(Dataset rows about figures)

⁂

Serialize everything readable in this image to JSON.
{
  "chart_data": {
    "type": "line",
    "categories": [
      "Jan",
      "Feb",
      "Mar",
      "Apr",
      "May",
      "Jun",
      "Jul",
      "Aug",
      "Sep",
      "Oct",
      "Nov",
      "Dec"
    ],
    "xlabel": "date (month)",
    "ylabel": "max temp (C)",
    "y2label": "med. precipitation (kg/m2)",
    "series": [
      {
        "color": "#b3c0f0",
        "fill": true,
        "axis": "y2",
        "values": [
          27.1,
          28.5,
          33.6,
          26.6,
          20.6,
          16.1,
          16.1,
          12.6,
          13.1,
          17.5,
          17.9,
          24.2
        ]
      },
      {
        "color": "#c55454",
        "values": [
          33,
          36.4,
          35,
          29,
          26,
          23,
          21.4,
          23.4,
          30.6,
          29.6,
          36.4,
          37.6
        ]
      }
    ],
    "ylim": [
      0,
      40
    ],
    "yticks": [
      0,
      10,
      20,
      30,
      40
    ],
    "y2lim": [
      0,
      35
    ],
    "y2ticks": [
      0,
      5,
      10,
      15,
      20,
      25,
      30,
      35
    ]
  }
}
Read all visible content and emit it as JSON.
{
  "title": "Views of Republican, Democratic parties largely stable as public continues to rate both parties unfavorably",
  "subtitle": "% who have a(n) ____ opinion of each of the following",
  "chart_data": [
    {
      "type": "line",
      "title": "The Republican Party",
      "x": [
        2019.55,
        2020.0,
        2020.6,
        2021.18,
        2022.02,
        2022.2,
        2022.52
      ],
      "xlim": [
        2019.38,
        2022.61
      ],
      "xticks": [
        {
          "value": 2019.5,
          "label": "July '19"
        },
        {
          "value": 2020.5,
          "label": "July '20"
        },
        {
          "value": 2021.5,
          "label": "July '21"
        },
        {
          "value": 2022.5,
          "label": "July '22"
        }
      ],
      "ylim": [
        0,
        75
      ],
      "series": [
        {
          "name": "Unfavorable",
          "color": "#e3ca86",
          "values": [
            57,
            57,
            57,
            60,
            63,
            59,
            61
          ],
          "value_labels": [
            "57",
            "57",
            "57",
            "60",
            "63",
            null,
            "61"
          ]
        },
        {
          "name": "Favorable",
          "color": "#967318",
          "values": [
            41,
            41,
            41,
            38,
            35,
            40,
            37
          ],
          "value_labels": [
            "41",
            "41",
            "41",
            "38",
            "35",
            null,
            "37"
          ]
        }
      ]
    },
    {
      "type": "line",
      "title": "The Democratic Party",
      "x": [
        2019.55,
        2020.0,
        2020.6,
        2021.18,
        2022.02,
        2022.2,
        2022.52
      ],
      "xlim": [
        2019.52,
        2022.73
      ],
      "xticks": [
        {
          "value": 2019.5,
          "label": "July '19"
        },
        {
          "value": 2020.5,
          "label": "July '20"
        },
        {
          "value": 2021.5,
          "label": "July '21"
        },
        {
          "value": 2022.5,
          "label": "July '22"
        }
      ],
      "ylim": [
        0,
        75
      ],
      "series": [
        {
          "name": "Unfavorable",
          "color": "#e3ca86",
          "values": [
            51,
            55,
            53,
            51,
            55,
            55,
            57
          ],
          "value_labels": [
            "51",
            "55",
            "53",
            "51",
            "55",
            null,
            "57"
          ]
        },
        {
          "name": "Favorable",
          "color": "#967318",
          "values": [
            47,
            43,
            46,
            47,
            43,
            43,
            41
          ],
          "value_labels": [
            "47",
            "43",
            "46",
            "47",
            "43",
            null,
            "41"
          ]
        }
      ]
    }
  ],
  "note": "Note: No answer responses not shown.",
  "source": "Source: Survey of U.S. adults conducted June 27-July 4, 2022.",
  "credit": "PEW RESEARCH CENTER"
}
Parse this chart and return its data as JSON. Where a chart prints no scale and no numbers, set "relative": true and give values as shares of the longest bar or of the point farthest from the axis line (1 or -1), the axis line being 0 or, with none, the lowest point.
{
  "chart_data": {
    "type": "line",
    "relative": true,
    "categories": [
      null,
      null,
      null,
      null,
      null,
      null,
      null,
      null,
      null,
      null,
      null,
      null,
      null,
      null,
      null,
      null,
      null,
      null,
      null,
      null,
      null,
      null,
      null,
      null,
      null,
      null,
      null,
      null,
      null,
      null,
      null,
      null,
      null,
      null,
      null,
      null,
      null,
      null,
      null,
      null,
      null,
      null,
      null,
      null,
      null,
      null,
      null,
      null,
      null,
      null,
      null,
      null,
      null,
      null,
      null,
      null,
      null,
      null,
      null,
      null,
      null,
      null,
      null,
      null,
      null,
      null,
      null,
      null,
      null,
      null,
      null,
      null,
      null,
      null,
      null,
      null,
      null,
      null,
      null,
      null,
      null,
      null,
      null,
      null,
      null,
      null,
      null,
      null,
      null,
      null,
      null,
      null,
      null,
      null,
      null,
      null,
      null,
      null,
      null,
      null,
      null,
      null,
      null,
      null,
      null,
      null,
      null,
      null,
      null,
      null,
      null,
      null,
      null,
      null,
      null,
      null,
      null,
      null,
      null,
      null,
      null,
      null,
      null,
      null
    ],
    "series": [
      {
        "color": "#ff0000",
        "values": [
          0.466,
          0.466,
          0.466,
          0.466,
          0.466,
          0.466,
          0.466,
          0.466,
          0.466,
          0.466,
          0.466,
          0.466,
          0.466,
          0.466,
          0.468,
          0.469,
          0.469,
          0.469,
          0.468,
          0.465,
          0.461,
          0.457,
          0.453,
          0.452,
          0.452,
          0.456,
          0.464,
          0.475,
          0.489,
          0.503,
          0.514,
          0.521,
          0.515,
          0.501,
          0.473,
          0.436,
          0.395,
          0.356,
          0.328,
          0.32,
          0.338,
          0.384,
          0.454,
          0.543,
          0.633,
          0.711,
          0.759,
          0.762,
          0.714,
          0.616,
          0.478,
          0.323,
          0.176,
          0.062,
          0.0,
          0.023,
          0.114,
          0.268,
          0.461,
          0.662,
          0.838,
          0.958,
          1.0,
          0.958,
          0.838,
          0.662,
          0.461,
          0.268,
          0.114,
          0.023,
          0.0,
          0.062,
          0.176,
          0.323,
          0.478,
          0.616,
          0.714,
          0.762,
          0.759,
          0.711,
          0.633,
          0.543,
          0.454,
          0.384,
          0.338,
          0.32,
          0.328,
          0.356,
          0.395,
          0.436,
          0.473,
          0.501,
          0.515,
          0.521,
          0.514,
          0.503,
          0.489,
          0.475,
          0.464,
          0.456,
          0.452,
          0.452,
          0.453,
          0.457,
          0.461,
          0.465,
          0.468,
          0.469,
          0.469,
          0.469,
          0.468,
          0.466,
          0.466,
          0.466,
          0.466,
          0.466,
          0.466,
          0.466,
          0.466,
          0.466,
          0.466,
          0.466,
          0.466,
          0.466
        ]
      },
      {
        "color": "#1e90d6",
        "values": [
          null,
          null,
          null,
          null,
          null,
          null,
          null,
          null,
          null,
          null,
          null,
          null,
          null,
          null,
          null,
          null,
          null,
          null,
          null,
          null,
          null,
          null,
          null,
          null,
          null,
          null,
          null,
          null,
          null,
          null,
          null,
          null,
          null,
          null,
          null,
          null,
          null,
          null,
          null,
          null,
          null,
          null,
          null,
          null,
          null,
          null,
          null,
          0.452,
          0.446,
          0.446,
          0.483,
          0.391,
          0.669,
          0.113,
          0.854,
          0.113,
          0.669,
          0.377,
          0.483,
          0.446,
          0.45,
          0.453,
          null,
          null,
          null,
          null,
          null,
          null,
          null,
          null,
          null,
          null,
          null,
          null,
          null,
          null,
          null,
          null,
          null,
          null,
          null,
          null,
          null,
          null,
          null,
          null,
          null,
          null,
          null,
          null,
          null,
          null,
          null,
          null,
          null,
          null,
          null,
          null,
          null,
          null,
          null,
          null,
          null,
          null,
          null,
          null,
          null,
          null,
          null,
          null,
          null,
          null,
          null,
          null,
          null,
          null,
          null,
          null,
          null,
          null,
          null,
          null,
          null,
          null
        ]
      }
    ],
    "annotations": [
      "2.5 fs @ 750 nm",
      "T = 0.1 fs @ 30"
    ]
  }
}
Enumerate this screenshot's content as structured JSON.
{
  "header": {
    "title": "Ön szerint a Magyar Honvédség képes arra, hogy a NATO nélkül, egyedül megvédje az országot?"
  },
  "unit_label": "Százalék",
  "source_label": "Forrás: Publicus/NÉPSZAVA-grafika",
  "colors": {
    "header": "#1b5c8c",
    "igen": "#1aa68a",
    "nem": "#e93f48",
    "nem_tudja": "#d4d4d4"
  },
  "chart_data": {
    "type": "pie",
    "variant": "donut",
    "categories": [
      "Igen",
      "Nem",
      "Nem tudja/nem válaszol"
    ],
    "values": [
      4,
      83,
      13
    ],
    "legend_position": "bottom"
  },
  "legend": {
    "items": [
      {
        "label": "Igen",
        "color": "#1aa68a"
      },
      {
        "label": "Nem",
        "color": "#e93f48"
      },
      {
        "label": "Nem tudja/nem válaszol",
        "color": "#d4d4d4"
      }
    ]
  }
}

⁂

- [PROBLEM DETAILS]
Your output consists solely of the lines from the one with "Enumerate this screenshot's" through the last line, copied exactly.

- [ANSWER BELOW]
Enumerate this screenshot's content as structured JSON.
{
  "header": {
    "title": "Ön szerint a Magyar Honvédség képes arra, hogy a NATO nélkül, egyedül megvédje az országot?"
  },
  "unit_label": "Százalék",
  "source_label": "Forrás: Publicus/NÉPSZAVA-grafika",
  "colors": {
    "header": "#1b5c8c",
    "igen": "#1aa68a",
    "nem": "#e93f48",
    "nem_tudja": "#d4d4d4"
  },
  "chart_data": {
    "type": "pie",
    "variant": "donut",
    "categories": [
      "Igen",
      "Nem",
      "Nem tudja/nem válaszol"
    ],
    "values": [
      4,
      83,
      13
    ],
    "legend_position": "bottom"
  },
  "legend": {
    "items": [
      {
        "label": "Igen",
        "color": "#1aa68a"
      },
      {
        "label": "Nem",
        "color": "#e93f48"
      },
      {
        "label": "Nem tudja/nem válaszol",
        "color": "#d4d4d4"
      }
    ]
  }
}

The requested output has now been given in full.